• **Passage provided**:
What's that funny smell?

Jim Mullen

By Jim Mullen

Published June 2, 2015

The coupon said, "Fresh New Country Scent!" and there, floating over a background of tree-covered hills, was a giant can of room deodorizer. On the back of the coupon was a little scratch-and-sniff square. I scratched, I sniffed. It smelled for all the world like laundry soap mixed with pine needles. If they ever start making an underarm deodorant for trees, this is what it will smell like. But it's not what the country smells like.

When I hear people say they wish they lived in the country because the cities have become so dirty, I wonder -- do they know that the country has a dirt floor? It is filthy. It is full of mud, bugs, rotting pine needles, decomposing mushrooms, twigs, worms and slugs. It has dust bunnies the size of -- oh, never mind, those aren't dust bunnies, they are real bunnies. And those are real bunny droppings. And most of the other wild animals don't pick up after themselves, either. The country is where dirt comes from.

Someone over at Air Freshener Central is living in a fantasy universe where the country is taken out and dry cleaned twice a week. They are, however, right about one thing. If you want a lot of bang for your fragrance buck, you can't beat the country. It's wonderfully smelly. An ever-changing mixture of odors from septic systems, frightened skunks, mown hay, freshly spread manure, fermenting silage, stagnant water, damp leaves, compost heaps, dead fish, deer carcasses, pollen -- you name it, it's out there.

Does that sound like something you'd want to spray around your living room, even if it does remove the odor of cooking from your curtains? And what are you cooking that smells so horrible? Maybe it's time you got a new recipe book or stop cooking the chitlins indoors. Trust me, no one ever walks into a bakery and says, "Ugh, this place stinks!" And yet no one sells "Donut Shop" air freshener. It's always pine needles. What is it with pine needles? Why not coffee air freshener, or toast or bacon?

• **Complete the following**:
a) In the column about country smells, what did the scratch-and-sniff square on the coupon smell like?
b) Write out, word for word, everything in the column about country smells from "Someone over at" down to "it's out there.".

• **Extracted information**:
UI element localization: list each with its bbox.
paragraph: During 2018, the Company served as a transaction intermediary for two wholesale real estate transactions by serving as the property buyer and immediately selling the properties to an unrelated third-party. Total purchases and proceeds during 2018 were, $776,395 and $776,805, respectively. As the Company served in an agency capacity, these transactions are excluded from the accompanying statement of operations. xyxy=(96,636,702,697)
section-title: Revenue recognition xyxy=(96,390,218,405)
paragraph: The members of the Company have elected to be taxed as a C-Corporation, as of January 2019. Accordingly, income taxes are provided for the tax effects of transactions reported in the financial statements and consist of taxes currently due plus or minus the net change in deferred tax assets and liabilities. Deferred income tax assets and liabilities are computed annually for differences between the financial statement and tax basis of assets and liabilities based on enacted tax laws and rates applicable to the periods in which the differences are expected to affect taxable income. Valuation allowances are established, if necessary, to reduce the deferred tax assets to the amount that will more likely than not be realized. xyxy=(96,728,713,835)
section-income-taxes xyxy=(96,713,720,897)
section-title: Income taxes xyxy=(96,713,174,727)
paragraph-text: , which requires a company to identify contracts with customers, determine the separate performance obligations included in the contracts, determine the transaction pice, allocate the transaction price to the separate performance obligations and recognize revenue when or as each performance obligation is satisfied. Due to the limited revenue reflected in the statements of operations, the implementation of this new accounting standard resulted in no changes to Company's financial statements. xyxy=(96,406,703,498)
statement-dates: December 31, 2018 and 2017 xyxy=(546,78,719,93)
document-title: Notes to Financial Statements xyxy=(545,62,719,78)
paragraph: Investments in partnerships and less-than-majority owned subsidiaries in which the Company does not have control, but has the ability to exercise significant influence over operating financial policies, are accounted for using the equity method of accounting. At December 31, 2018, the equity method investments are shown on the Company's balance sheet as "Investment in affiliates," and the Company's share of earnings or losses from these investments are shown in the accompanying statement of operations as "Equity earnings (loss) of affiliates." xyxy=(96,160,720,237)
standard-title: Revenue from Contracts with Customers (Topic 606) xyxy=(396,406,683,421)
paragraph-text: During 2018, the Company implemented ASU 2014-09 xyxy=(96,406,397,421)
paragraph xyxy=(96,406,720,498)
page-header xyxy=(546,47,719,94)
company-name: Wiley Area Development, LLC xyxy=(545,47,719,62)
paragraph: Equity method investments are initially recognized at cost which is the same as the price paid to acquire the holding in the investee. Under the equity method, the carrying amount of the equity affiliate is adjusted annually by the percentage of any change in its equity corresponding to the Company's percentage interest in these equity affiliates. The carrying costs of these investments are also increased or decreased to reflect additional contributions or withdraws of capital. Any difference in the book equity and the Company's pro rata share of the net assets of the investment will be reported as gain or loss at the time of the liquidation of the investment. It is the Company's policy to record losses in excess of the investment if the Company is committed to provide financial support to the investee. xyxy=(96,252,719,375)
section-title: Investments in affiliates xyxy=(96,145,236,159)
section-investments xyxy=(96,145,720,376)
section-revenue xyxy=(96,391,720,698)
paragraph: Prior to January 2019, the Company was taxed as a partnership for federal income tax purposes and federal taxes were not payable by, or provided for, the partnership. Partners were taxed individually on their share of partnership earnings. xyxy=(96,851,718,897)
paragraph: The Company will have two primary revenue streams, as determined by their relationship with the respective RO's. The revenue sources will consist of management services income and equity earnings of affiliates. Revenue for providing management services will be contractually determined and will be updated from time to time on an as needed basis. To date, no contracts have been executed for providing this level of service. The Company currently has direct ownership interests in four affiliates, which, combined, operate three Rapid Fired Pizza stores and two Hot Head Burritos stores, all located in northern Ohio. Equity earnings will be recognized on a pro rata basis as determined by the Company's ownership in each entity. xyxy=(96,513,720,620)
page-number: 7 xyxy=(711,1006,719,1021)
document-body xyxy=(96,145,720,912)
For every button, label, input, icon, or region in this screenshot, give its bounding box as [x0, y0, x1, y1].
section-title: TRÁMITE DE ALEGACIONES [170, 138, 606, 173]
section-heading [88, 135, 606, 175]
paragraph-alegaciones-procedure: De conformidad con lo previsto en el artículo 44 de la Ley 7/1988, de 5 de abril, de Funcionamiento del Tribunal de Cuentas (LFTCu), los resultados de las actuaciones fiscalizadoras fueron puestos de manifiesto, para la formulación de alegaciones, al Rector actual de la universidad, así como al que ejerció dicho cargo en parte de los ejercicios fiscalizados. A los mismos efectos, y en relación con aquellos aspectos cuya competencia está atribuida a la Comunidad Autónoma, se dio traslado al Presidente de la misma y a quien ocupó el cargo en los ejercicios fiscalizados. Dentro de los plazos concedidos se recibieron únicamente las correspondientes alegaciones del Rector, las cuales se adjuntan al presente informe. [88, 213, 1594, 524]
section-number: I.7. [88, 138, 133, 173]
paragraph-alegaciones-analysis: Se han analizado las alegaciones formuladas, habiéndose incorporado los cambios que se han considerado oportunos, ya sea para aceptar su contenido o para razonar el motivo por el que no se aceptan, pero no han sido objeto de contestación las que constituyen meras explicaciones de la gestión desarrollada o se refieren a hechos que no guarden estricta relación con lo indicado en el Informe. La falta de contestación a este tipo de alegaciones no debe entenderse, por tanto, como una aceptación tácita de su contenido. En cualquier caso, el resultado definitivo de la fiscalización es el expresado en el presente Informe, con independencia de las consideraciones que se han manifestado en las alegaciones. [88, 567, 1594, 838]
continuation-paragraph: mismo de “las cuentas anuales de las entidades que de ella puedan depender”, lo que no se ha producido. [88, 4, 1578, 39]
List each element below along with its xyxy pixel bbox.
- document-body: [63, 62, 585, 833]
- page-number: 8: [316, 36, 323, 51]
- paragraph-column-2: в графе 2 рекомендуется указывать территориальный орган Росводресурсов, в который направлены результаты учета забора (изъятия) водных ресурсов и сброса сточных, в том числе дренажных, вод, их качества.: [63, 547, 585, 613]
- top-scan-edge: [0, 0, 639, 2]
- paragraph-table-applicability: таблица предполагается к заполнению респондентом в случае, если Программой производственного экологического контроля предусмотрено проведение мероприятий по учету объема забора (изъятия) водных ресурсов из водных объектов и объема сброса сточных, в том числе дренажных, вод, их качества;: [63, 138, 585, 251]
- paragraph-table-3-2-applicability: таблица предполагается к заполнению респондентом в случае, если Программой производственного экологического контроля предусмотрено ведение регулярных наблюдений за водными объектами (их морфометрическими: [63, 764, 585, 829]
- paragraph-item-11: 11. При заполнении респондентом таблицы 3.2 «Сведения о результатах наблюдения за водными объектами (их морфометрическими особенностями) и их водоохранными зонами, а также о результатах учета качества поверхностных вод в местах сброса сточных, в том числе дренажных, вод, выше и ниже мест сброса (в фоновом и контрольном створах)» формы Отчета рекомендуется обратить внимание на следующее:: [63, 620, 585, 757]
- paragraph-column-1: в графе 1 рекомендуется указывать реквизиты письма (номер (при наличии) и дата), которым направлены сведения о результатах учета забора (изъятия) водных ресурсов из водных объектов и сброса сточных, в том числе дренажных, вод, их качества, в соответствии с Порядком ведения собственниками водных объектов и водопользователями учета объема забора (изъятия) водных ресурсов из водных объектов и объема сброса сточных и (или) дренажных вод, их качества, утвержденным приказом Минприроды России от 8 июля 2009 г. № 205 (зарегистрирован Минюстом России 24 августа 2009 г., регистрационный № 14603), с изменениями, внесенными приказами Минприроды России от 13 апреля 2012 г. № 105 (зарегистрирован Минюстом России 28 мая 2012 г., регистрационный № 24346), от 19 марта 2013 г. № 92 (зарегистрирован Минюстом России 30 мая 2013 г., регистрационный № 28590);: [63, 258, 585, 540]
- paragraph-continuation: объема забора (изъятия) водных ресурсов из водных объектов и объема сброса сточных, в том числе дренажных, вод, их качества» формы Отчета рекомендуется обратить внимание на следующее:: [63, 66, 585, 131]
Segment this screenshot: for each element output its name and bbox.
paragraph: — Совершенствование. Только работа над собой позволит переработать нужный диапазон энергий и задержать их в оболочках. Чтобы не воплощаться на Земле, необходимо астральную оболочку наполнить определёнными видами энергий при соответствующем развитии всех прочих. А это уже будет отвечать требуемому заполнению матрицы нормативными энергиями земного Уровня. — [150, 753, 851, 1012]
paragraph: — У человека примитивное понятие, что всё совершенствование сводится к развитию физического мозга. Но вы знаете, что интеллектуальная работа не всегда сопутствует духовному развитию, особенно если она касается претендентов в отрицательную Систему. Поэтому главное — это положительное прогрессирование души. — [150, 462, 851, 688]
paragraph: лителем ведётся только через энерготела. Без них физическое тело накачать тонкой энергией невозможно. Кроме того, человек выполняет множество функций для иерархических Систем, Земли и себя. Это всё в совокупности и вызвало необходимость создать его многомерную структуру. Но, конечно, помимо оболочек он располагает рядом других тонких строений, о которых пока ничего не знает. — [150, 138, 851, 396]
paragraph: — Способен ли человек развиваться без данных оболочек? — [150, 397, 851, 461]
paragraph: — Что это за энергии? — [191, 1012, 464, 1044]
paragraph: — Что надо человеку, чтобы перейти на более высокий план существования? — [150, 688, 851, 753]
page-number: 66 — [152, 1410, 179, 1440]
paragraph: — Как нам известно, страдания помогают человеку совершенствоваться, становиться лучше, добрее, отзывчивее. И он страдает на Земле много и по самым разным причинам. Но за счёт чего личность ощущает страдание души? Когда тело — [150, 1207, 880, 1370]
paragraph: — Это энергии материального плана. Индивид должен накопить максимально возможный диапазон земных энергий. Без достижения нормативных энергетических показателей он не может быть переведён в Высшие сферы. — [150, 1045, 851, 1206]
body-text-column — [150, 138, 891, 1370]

• **Answers in order**:
a) It smelled like laundry soap mixed with pine needles.

b)
Someone over at Air Freshener Central is living in a fantasy universe where the country is taken out and dry cleaned twice a week. They are, however, right about one thing. If you want a lot of bang for your fragrance buck, you can't beat the country. It's wonderfully smelly. An ever-changing mixture of odors from septic systems, frightened skunks, mown hay, freshly spread manure, fermenting silage, stagnant water, damp leaves, compost heaps, dead fish, deer carcasses, pollen -- you name it, it's out there.